### Listed entries:
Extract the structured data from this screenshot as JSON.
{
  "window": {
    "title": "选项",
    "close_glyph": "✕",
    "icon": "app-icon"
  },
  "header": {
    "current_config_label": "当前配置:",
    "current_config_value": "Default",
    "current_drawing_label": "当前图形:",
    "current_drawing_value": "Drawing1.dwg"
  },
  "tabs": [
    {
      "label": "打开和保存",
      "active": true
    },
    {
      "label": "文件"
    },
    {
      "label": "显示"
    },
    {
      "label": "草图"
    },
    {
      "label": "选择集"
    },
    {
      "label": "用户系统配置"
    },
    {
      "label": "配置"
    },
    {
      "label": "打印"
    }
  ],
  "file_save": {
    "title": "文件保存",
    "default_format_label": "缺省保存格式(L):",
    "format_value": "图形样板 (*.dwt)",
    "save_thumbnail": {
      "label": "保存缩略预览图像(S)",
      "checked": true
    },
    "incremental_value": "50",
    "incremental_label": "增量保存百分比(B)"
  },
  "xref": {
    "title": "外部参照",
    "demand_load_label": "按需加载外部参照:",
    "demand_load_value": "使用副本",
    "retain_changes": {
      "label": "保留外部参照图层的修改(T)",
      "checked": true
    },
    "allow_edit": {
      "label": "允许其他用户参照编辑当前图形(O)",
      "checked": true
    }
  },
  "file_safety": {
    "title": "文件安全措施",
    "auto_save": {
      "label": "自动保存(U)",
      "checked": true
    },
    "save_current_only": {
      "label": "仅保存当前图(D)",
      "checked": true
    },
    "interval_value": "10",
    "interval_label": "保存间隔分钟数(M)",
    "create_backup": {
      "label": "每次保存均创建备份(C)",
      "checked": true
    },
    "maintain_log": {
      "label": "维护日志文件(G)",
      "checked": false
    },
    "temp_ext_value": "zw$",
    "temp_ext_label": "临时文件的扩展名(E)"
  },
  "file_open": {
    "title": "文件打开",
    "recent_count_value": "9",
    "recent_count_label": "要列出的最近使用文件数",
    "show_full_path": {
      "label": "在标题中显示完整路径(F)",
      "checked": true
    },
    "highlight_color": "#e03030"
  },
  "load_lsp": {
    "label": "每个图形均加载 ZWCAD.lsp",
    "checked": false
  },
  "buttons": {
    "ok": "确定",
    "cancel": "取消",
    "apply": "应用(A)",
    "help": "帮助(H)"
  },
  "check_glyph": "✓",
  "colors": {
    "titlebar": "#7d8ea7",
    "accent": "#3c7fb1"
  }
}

### Instructions to follow:
Transcribe the records above exactly as they appear.

### Exercise answer:
Extract the structured data from this screenshot as JSON.
{
  "window": {
    "title": "选项",
    "close_glyph": "✕",
    "icon": "app-icon"
  },
  "header": {
    "current_config_label": "当前配置:",
    "current_config_value": "Default",
    "current_drawing_label": "当前图形:",
    "current_drawing_value": "Drawing1.dwg"
  },
  "tabs": [
    {
      "label": "打开和保存",
      "active": true
    },
    {
      "label": "文件"
    },
    {
      "label": "显示"
    },
    {
      "label": "草图"
    },
    {
      "label": "选择集"
    },
    {
      "label": "用户系统配置"
    },
    {
      "label": "配置"
    },
    {
      "label": "打印"
    }
  ],
  "file_save": {
    "title": "文件保存",
    "default_format_label": "缺省保存格式(L):",
    "format_value": "图形样板 (*.dwt)",
    "save_thumbnail": {
      "label": "保存缩略预览图像(S)",
      "checked": true
    },
    "incremental_value": "50",
    "incremental_label": "增量保存百分比(B)"
  },
  "xref": {
    "title": "外部参照",
    "demand_load_label": "按需加载外部参照:",
    "demand_load_value": "使用副本",
    "retain_changes": {
      "label": "保留外部参照图层的修改(T)",
      "checked": true
    },
    "allow_edit": {
      "label": "允许其他用户参照编辑当前图形(O)",
      "checked": true
    }
  },
  "file_safety": {
    "title": "文件安全措施",
    "auto_save": {
      "label": "自动保存(U)",
      "checked": true
    },
    "save_current_only": {
      "label": "仅保存当前图(D)",
      "checked": true
    },
    "interval_value": "10",
    "interval_label": "保存间隔分钟数(M)",
    "create_backup": {
      "label": "每次保存均创建备份(C)",
      "checked": true
    },
    "maintain_log": {
      "label": "维护日志文件(G)",
      "checked": false
    },
    "temp_ext_value": "zw$",
    "temp_ext_label": "临时文件的扩展名(E)"
  },
  "file_open": {
    "title": "文件打开",
    "recent_count_value": "9",
    "recent_count_label": "要列出的最近使用文件数",
    "show_full_path": {
      "label": "在标题中显示完整路径(F)",
      "checked": true
    },
    "highlight_color": "#e03030"
  },
  "load_lsp": {
    "label": "每个图形均加载 ZWCAD.lsp",
    "checked": false
  },
  "buttons": {
    "ok": "确定",
    "cancel": "取消",
    "apply": "应用(A)",
    "help": "帮助(H)"
  },
  "check_glyph": "✓",
  "colors": {
    "titlebar": "#7d8ea7",
    "accent": "#3c7fb1"
  }
}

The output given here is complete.